▶ _Task directions_
Read through the data and report every line in which the word "JSON" occurs.
◆ ◆ ◆
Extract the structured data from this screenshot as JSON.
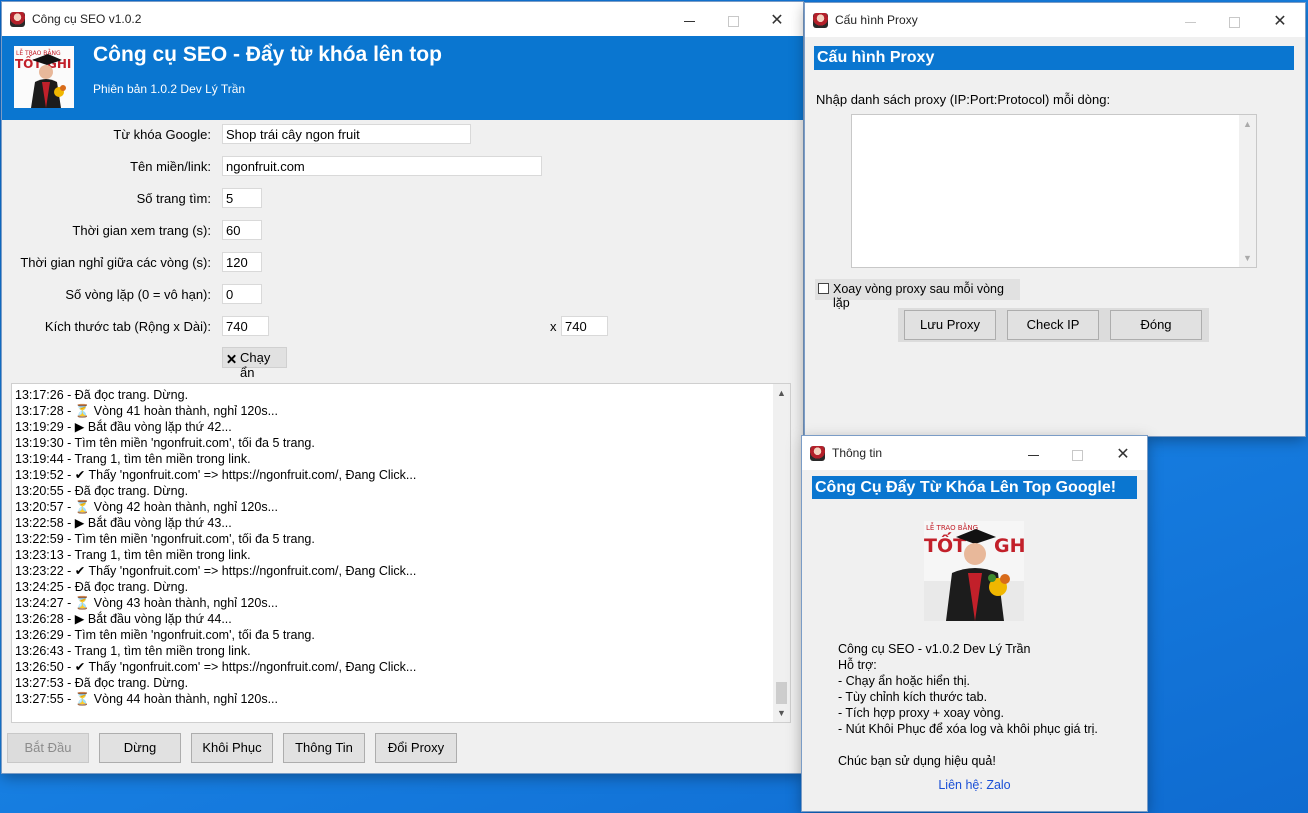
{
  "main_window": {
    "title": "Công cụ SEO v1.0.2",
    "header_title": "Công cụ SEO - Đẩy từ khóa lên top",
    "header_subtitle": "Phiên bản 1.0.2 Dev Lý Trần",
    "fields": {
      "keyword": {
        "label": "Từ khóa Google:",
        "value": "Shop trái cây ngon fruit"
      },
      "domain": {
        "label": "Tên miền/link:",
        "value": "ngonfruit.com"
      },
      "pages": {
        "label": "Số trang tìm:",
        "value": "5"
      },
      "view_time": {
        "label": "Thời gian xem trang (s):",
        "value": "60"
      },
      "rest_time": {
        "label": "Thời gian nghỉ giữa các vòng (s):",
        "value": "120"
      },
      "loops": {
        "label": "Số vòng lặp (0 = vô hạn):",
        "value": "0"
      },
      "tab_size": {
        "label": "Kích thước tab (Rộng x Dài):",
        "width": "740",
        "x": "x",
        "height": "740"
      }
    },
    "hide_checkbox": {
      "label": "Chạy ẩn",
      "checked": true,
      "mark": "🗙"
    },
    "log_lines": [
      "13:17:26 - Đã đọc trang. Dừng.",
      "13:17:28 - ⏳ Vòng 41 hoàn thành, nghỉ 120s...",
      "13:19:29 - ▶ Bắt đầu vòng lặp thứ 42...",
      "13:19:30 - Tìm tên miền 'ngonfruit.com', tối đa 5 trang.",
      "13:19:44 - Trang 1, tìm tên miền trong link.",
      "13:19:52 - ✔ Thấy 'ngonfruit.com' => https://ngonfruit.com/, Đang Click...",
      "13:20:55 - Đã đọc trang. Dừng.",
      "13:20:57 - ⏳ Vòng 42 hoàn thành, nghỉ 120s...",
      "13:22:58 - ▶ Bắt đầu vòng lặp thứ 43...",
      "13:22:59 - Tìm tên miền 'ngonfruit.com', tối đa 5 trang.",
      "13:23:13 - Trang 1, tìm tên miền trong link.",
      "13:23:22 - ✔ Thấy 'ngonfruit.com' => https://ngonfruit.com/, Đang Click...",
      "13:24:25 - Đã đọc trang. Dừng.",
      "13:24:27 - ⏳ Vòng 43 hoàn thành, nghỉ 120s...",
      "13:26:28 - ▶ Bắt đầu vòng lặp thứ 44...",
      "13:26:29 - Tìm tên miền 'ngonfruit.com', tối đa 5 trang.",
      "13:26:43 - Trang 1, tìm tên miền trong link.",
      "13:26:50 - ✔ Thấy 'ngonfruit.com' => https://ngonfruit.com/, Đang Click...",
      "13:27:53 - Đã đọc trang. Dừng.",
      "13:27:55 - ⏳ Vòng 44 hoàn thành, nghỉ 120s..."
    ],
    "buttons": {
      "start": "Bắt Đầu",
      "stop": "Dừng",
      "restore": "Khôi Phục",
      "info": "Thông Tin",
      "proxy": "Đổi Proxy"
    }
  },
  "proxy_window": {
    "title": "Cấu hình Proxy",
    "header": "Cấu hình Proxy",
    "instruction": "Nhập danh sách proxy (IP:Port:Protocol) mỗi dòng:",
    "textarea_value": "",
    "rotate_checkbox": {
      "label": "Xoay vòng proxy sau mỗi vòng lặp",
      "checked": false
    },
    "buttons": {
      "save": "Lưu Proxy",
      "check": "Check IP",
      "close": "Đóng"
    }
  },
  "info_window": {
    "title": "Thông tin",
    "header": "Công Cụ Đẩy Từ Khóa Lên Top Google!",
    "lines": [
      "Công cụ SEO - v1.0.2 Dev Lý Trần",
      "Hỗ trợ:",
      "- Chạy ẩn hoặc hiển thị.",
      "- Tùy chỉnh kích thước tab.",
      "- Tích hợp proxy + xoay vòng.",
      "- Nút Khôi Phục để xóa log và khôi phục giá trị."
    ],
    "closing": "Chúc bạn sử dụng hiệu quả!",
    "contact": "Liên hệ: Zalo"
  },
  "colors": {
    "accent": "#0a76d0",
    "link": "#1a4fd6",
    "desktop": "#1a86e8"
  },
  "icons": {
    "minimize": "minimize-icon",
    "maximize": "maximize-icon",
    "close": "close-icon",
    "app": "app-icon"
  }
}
◆ ◆ ◆
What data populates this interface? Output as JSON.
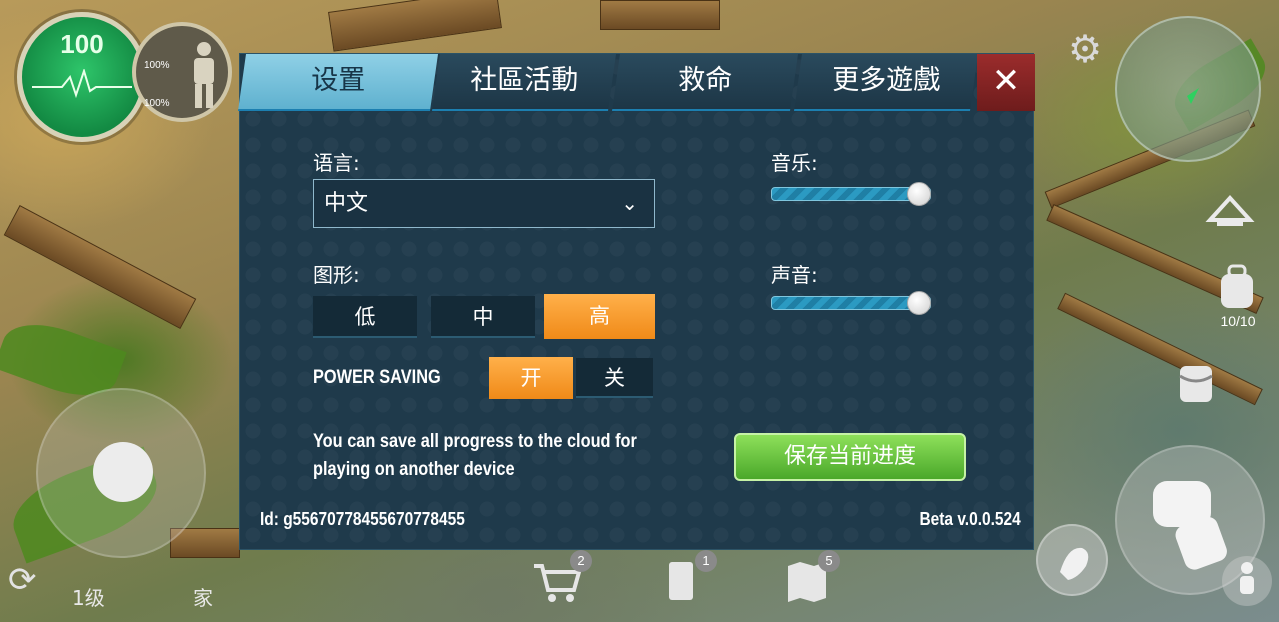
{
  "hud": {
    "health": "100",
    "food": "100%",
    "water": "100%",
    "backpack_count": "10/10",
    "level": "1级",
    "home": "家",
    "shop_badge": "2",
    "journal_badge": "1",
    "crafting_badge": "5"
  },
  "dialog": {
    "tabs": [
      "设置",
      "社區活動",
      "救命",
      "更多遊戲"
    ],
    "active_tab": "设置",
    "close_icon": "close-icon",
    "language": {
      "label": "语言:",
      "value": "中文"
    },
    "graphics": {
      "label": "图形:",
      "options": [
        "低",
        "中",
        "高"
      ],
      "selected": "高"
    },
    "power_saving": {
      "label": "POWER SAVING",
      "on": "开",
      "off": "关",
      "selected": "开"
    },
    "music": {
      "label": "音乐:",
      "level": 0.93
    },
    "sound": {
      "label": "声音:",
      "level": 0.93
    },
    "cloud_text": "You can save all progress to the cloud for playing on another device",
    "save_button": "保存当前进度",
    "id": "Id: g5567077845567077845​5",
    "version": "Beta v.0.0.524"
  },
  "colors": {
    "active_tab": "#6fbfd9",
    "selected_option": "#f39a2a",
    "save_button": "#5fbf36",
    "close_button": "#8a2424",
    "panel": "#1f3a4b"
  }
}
◆ ◆ ◆
▶ _Reply to the exercise_
Extract the structured data from this screenshot as JSON.
What data populates this interface? Output as JSON.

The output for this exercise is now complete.